• _Problem description_:
In the listing below, rewrite the lines between the one holding "cell-value: 43-47.5 [593,277,695,312]" and the one holding "cell-value: 29 [890,916,1097,962]", inclusive, changing "row-label" to "row-header" and leaving everything else as it is.

Records from a data collection
--------------------------------

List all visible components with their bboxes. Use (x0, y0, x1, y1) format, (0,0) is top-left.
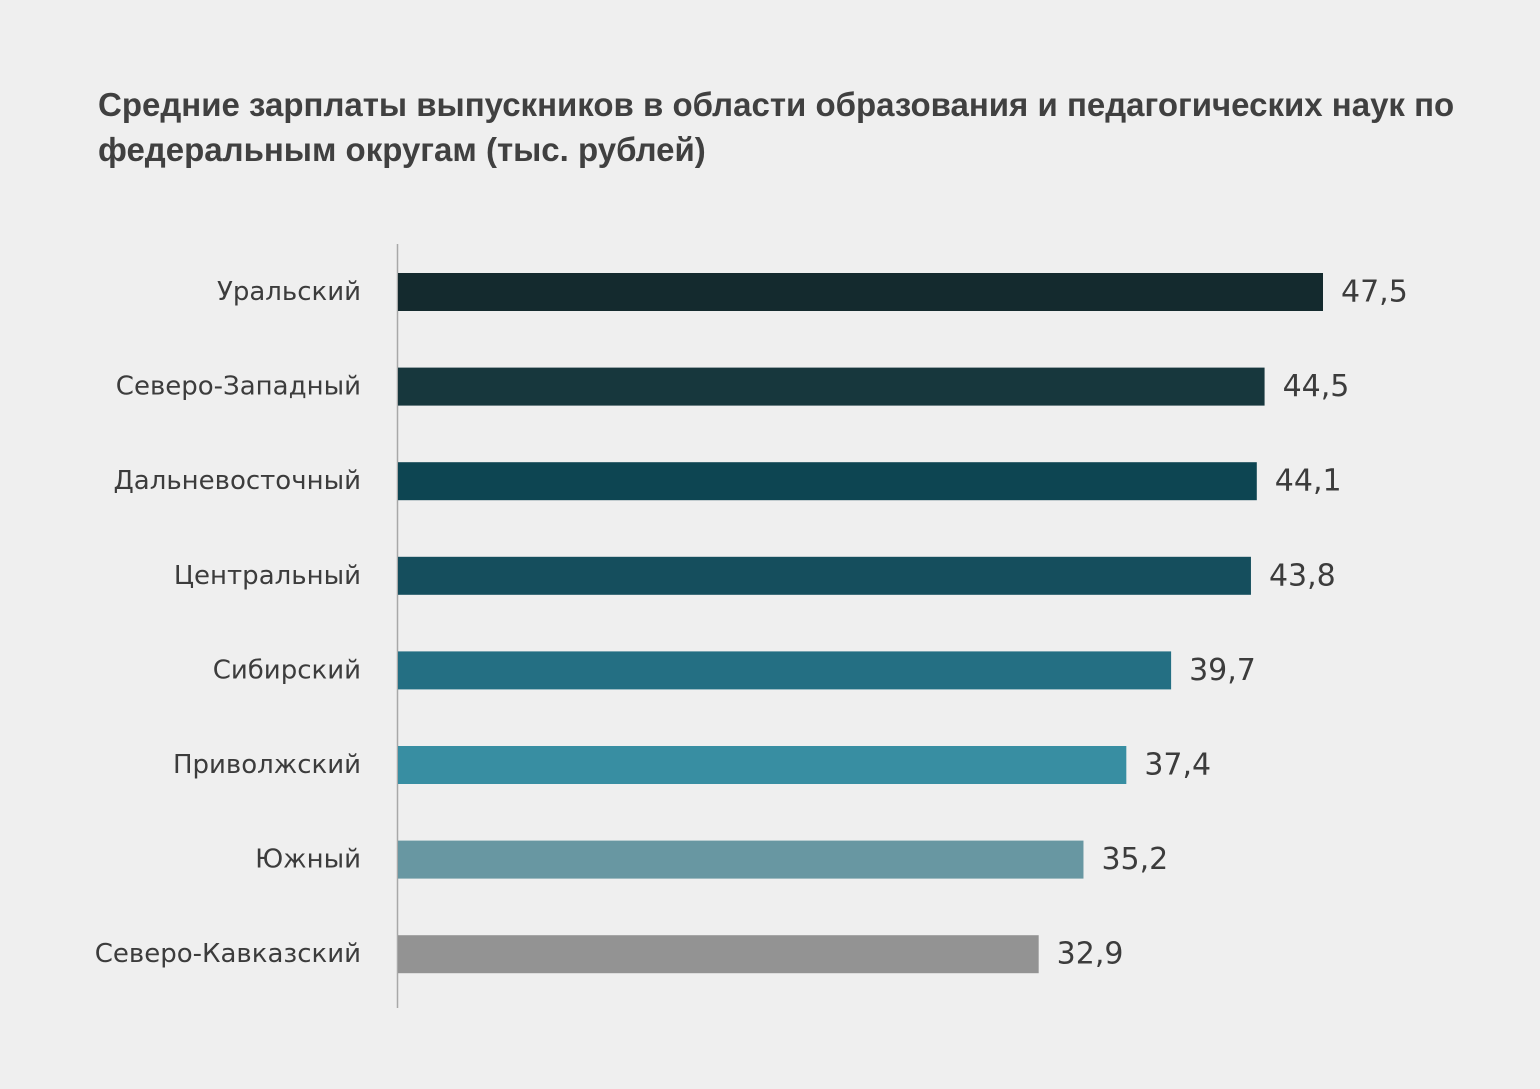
category-label: Южный (255, 845, 361, 875)
value-label: 32,9 (1057, 937, 1124, 972)
bar (398, 746, 1127, 784)
value-label: 37,4 (1144, 748, 1211, 783)
bars-group: Уральский 47,5 Северо-Западный 44,5 Дальнево… (95, 273, 1408, 974)
value-label: 44,5 (1283, 369, 1350, 404)
category-label: Северо-Западный (116, 372, 361, 402)
bar (398, 840, 1084, 879)
category-label: Сибирский (213, 655, 361, 685)
category-label: Дальневосточный (113, 466, 361, 496)
category-label: Уральский (217, 277, 361, 307)
value-label: 47,5 (1341, 275, 1408, 310)
value-label: 35,2 (1101, 842, 1168, 877)
category-label: Северо-Кавказский (95, 939, 361, 969)
bar (398, 273, 1323, 311)
category-label: Приволжский (173, 750, 361, 780)
value-label: 44,1 (1275, 464, 1342, 499)
bar (398, 935, 1039, 974)
chart-title: Средние зарплаты выпускников в области о… (98, 86, 1455, 168)
bar (398, 556, 1251, 595)
bar (398, 651, 1172, 690)
category-label: Центральный (174, 561, 361, 591)
bar (398, 462, 1257, 501)
value-label: 43,8 (1269, 558, 1336, 593)
bar (398, 367, 1265, 406)
value-label: 39,7 (1189, 653, 1256, 688)
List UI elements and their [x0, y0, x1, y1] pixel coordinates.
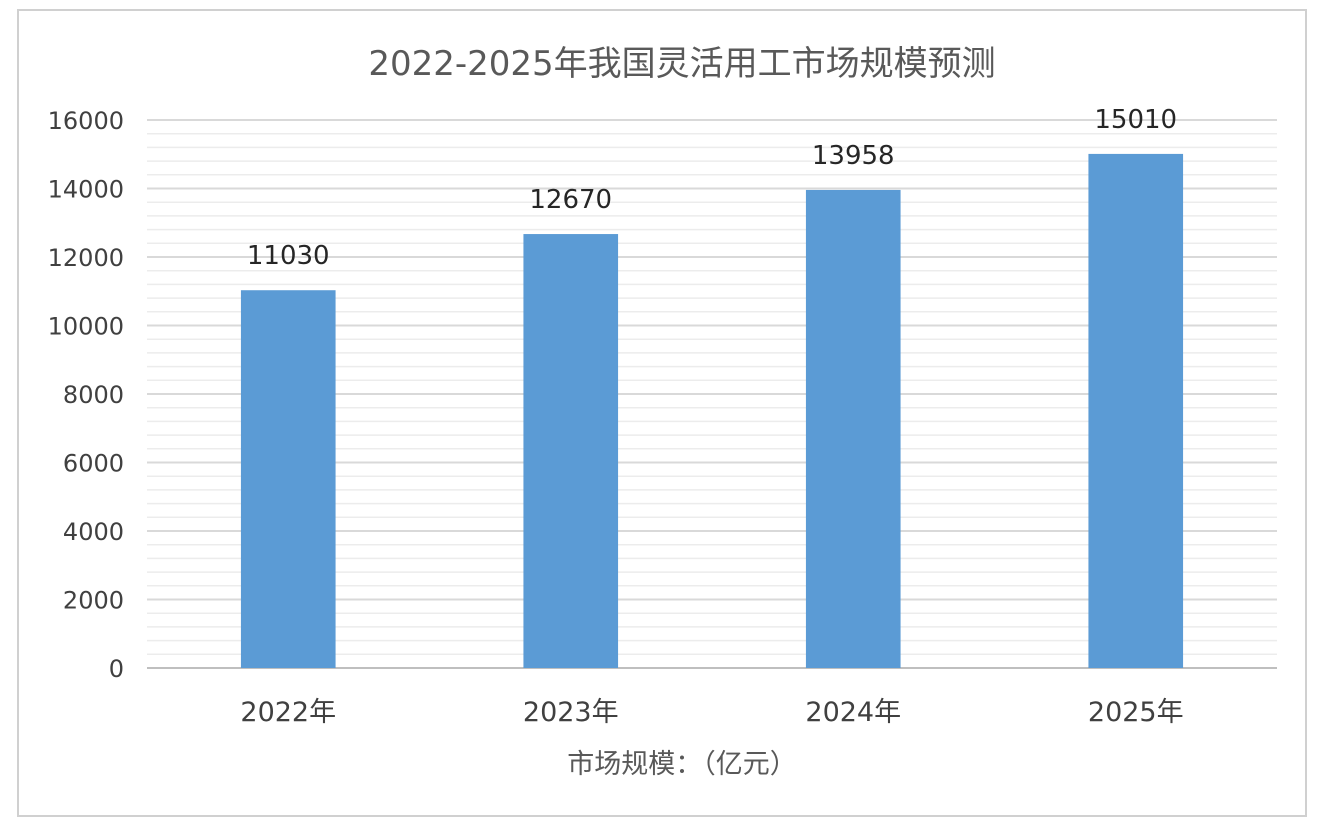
chart-title: 2022-2025年我国灵活用工市场规模预测: [368, 44, 995, 84]
x-axis-categories: 2022年 2023年 2024年 2025年: [240, 697, 1183, 728]
data-label: 13958: [812, 141, 895, 171]
x-category-label: 2023年: [523, 697, 619, 728]
data-label: 15010: [1094, 105, 1177, 135]
y-tick-label: 10000: [48, 313, 124, 341]
y-tick-label: 4000: [63, 518, 124, 546]
x-category-label: 2022年: [240, 697, 336, 728]
y-tick-label: 12000: [48, 244, 124, 272]
y-tick-label: 16000: [48, 107, 124, 135]
data-label: 11030: [247, 241, 330, 271]
data-label: 12670: [529, 185, 612, 215]
y-axis-ticks: 0 2000 4000 6000 8000 10000 12000 14000 16000: [48, 107, 124, 683]
y-tick-label: 8000: [63, 381, 124, 409]
y-tick-label: 6000: [63, 450, 124, 478]
y-tick-label: 2000: [63, 587, 124, 615]
x-axis-label: 市场规模：（亿元）: [567, 749, 797, 780]
bar: [523, 234, 619, 669]
bar: [240, 290, 336, 668]
x-category-label: 2025年: [1088, 697, 1184, 728]
y-tick-label: 14000: [48, 176, 124, 204]
y-tick-label: 0: [109, 655, 124, 683]
bars: [240, 153, 1184, 669]
bar: [805, 189, 901, 668]
bar: [1088, 153, 1184, 669]
data-labels: 11030 12670 13958 15010: [247, 105, 1177, 271]
x-category-label: 2024年: [805, 697, 901, 728]
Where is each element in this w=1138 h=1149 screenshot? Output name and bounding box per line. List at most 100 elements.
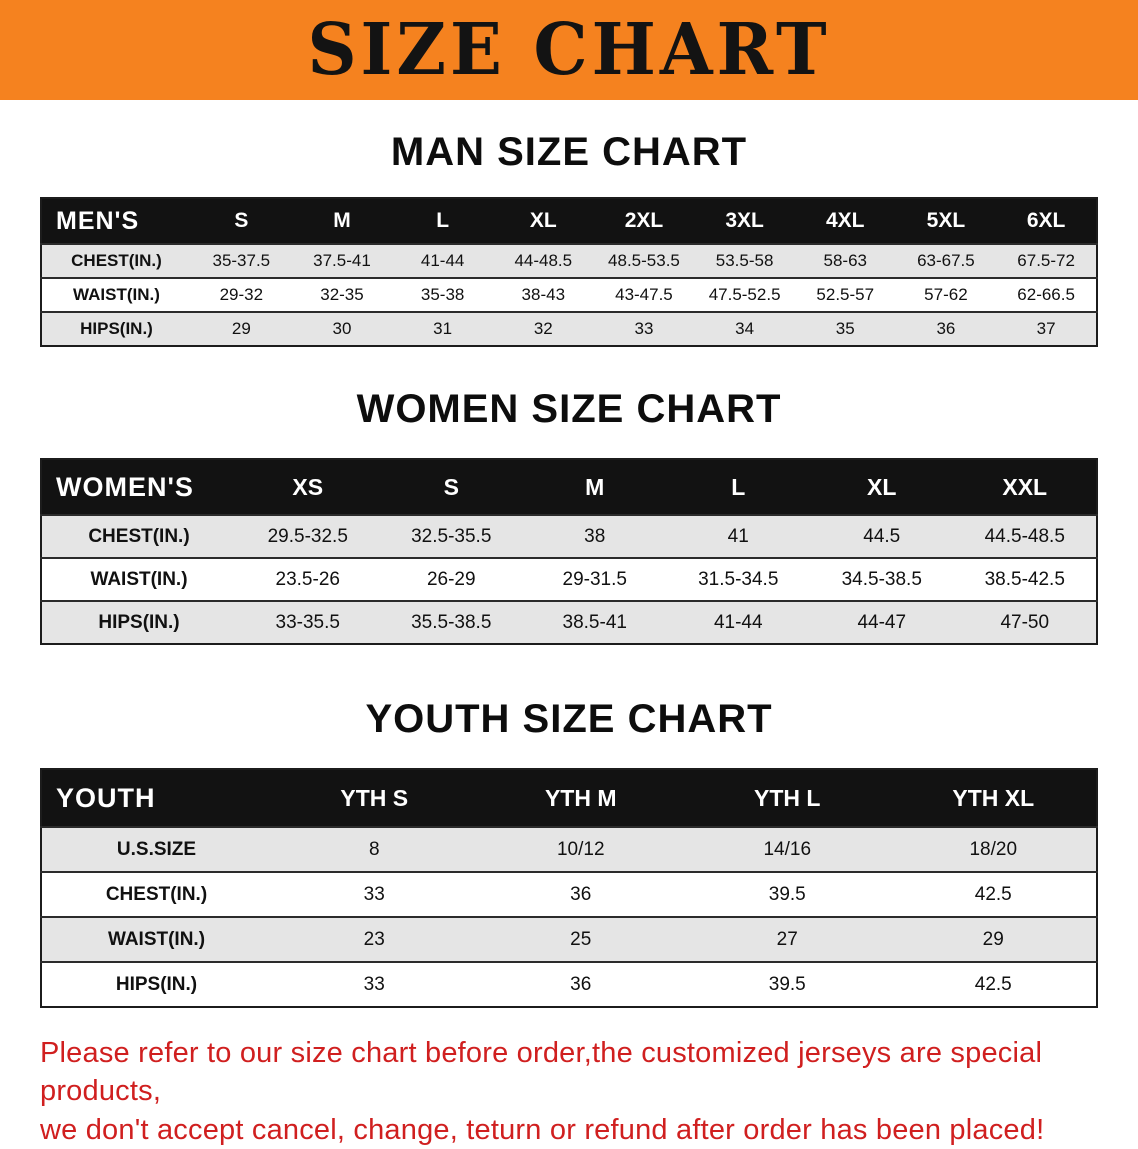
cell-value: 43-47.5 [593,277,695,312]
cell-value: 63-67.5 [895,243,997,278]
column-header: YTH M [477,769,684,827]
men-size-table: MEN'S S M L XL 2XL 3XL 4XL 5XL 6XL CHEST(IN.) 35-37… [40,197,1098,347]
cell-value: 53.5-58 [694,243,795,278]
cell-value: 44-47 [810,600,954,644]
row-label: HIPS(IN.) [41,600,236,644]
cell-value: 29 [890,916,1097,962]
cell-value: 47.5-52.5 [694,277,795,312]
cell-value: 36 [477,961,684,1007]
row-label: WAIST(IN.) [41,916,271,962]
column-header: M [291,198,393,244]
cell-value: 36 [477,871,684,917]
table-title: YOUTH [41,769,271,827]
women-size-table: WOMEN'S XS S M L XL XXL CHEST(IN.) 29.5-32.5 32.5… [40,458,1098,645]
cell-value: 35.5-38.5 [379,600,523,644]
cell-value: 23 [271,916,478,962]
table-row: CHEST(IN.) 35-37.5 37.5-41 41-44 44-48.5 48.5… [41,243,1097,278]
column-header: XL [492,198,594,244]
table-row: WAIST(IN.) 23 25 27 29 [41,916,1097,962]
youth-size-table: YOUTH YTH S YTH M YTH L YTH XL U.S.SIZE 8 10/12… [40,768,1098,1008]
cell-value: 38.5-42.5 [953,557,1097,601]
cell-value: 57-62 [895,277,997,312]
cell-value: 37.5-41 [291,243,393,278]
cell-value: 62-66.5 [996,277,1097,312]
column-header: YTH S [271,769,478,827]
column-header: S [191,198,292,244]
size-chart-banner: SIZE CHART [0,0,1138,100]
cell-value: 31 [392,311,493,346]
row-label: WAIST(IN.) [41,557,236,601]
cell-value: 35-37.5 [191,243,292,278]
cell-value: 67.5-72 [996,243,1097,278]
cell-value: 29-32 [191,277,292,312]
table-row: HIPS(IN.) 29 30 31 32 33 34 35 36 37 [41,311,1097,346]
table-header-row: WOMEN'S XS S M L XL XXL [41,459,1097,515]
table-title: MEN'S [41,198,191,244]
cell-value: 44.5-48.5 [953,514,1097,558]
table-row: CHEST(IN.) 33 36 39.5 42.5 [41,871,1097,917]
cell-value: 38 [523,514,667,558]
cell-value: 39.5 [684,961,891,1007]
cell-value: 35 [794,311,896,346]
disclaimer-line-2: we don't accept cancel, change, teturn o… [40,1113,1045,1146]
table-header-row: MEN'S S M L XL 2XL 3XL 4XL 5XL 6XL [41,198,1097,244]
table-row: WAIST(IN.) 29-32 32-35 35-38 38-43 43-47.5 47.… [41,277,1097,312]
row-label: WAIST(IN.) [41,277,191,312]
table-row: HIPS(IN.) 33-35.5 35.5-38.5 38.5-41 41-44 44-… [41,600,1097,644]
cell-value: 44-48.5 [492,243,594,278]
cell-value: 38-43 [492,277,594,312]
cell-value: 32 [492,311,594,346]
cell-value: 30 [291,311,393,346]
cell-value: 58-63 [794,243,896,278]
column-header: YTH L [684,769,891,827]
cell-value: 33 [271,871,478,917]
cell-value: 8 [271,826,478,872]
banner-title: SIZE CHART [307,8,831,93]
cell-value: 41-44 [392,243,493,278]
column-header: 6XL [996,198,1097,244]
table-row: CHEST(IN.) 29.5-32.5 32.5-35.5 38 41 44.5 44.5… [41,514,1097,558]
cell-value: 33 [593,311,695,346]
column-header: 3XL [694,198,795,244]
cell-value: 34 [694,311,795,346]
cell-value: 36 [895,311,997,346]
cell-value: 47-50 [953,600,1097,644]
cell-value: 33 [271,961,478,1007]
man-size-chart-heading: MAN SIZE CHART [390,130,748,174]
row-label: HIPS(IN.) [41,311,191,346]
cell-value: 42.5 [890,961,1097,1007]
cell-value: 44.5 [810,514,954,558]
women-size-chart-heading: WOMEN SIZE CHART [356,387,782,431]
youth-size-chart-heading: YOUTH SIZE CHART [365,697,773,741]
cell-value: 39.5 [684,871,891,917]
table-header-row: YOUTH YTH S YTH M YTH L YTH XL [41,769,1097,827]
table-title: WOMEN'S [41,459,236,515]
cell-value: 14/16 [684,826,891,872]
column-header: 4XL [794,198,896,244]
column-header: L [392,198,493,244]
cell-value: 26-29 [379,557,523,601]
column-header: XXL [953,459,1097,515]
cell-value: 27 [684,916,891,962]
cell-value: 29-31.5 [523,557,667,601]
cell-value: 18/20 [890,826,1097,872]
table-row: WAIST(IN.) 23.5-26 26-29 29-31.5 31.5-34.5 34… [41,557,1097,601]
row-label: CHEST(IN.) [41,514,236,558]
cell-value: 41 [666,514,810,558]
cell-value: 29.5-32.5 [236,514,380,558]
cell-value: 34.5-38.5 [810,557,954,601]
column-header: S [379,459,523,515]
cell-value: 37 [996,311,1097,346]
cell-value: 32.5-35.5 [379,514,523,558]
row-label: CHEST(IN.) [41,871,271,917]
cell-value: 23.5-26 [236,557,380,601]
table-row: HIPS(IN.) 33 36 39.5 42.5 [41,961,1097,1007]
cell-value: 38.5-41 [523,600,667,644]
table-row: U.S.SIZE 8 10/12 14/16 18/20 [41,826,1097,872]
cell-value: 52.5-57 [794,277,896,312]
cell-value: 31.5-34.5 [666,557,810,601]
cell-value: 41-44 [666,600,810,644]
column-header: XL [810,459,954,515]
cell-value: 35-38 [392,277,493,312]
row-label: CHEST(IN.) [41,243,191,278]
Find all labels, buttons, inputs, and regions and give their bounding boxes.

--------------------------------

• _Complete answer_:
cell-value: 43-47.5 [593,277,695,312]
cell-value: 63-67.5 [895,243,997,278]
column-header: YTH M [477,769,684,827]
men-size-table: MEN'S S M L XL 2XL 3XL 4XL 5XL 6XL CHEST(IN.) 35-37… [40,197,1098,347]
cell-value: 53.5-58 [694,243,795,278]
cell-value: 44-47 [810,600,954,644]
row-header: HIPS(IN.) [41,600,236,644]
cell-value: 29 [890,916,1097,962]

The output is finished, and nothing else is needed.